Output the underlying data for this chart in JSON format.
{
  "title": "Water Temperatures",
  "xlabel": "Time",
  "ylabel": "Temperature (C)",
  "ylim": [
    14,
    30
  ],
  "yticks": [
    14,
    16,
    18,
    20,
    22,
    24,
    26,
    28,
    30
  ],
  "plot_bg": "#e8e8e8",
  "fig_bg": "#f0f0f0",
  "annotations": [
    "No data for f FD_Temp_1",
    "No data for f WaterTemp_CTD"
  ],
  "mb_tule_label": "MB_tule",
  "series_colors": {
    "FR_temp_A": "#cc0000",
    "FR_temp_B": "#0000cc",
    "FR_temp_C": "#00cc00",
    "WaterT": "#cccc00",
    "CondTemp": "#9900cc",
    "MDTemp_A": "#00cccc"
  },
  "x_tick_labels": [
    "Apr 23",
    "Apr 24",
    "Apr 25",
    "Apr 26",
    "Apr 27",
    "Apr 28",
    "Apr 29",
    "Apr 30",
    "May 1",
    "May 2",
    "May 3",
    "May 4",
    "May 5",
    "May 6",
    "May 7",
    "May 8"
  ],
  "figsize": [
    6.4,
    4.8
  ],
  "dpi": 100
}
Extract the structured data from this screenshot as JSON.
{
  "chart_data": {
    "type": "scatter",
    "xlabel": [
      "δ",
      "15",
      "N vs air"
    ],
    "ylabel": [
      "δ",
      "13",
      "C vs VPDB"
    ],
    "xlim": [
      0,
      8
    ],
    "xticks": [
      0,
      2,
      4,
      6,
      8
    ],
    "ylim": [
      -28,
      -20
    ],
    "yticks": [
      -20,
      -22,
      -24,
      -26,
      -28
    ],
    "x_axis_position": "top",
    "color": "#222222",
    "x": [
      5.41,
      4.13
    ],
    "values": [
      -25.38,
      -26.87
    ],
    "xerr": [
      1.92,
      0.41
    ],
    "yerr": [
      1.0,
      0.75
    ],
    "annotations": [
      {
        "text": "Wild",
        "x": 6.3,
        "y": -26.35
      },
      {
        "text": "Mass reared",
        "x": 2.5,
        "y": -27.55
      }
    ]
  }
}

════════

▶ _Instructions to follow_:
Your task is to retype all of the records exactly.

▶ _Task solution_:
Output the underlying data for this chart in JSON format.
{
  "title": "Water Temperatures",
  "xlabel": "Time",
  "ylabel": "Temperature (C)",
  "ylim": [
    14,
    30
  ],
  "yticks": [
    14,
    16,
    18,
    20,
    22,
    24,
    26,
    28,
    30
  ],
  "plot_bg": "#e8e8e8",
  "fig_bg": "#f0f0f0",
  "annotations": [
    "No data for f FD_Temp_1",
    "No data for f WaterTemp_CTD"
  ],
  "mb_tule_label": "MB_tule",
  "series_colors": {
    "FR_temp_A": "#cc0000",
    "FR_temp_B": "#0000cc",
    "FR_temp_C": "#00cc00",
    "WaterT": "#cccc00",
    "CondTemp": "#9900cc",
    "MDTemp_A": "#00cccc"
  },
  "x_tick_labels": [
    "Apr 23",
    "Apr 24",
    "Apr 25",
    "Apr 26",
    "Apr 27",
    "Apr 28",
    "Apr 29",
    "Apr 30",
    "May 1",
    "May 2",
    "May 3",
    "May 4",
    "May 5",
    "May 6",
    "May 7",
    "May 8"
  ],
  "figsize": [
    6.4,
    4.8
  ],
  "dpi": 100
}
Extract the structured data from this screenshot as JSON.
{
  "chart_data": {
    "type": "scatter",
    "xlabel": [
      "δ",
      "15",
      "N vs air"
    ],
    "ylabel": [
      "δ",
      "13",
      "C vs VPDB"
    ],
    "xlim": [
      0,
      8
    ],
    "xticks": [
      0,
      2,
      4,
      6,
      8
    ],
    "ylim": [
      -28,
      -20
    ],
    "yticks": [
      -20,
      -22,
      -24,
      -26,
      -28
    ],
    "x_axis_position": "top",
    "color": "#222222",
    "x": [
      5.41,
      4.13
    ],
    "values": [
      -25.38,
      -26.87
    ],
    "xerr": [
      1.92,
      0.41
    ],
    "yerr": [
      1.0,
      0.75
    ],
    "annotations": [
      {
        "text": "Wild",
        "x": 6.3,
        "y": -26.35
      },
      {
        "text": "Mass reared",
        "x": 2.5,
        "y": -27.55
      }
    ]
  }
}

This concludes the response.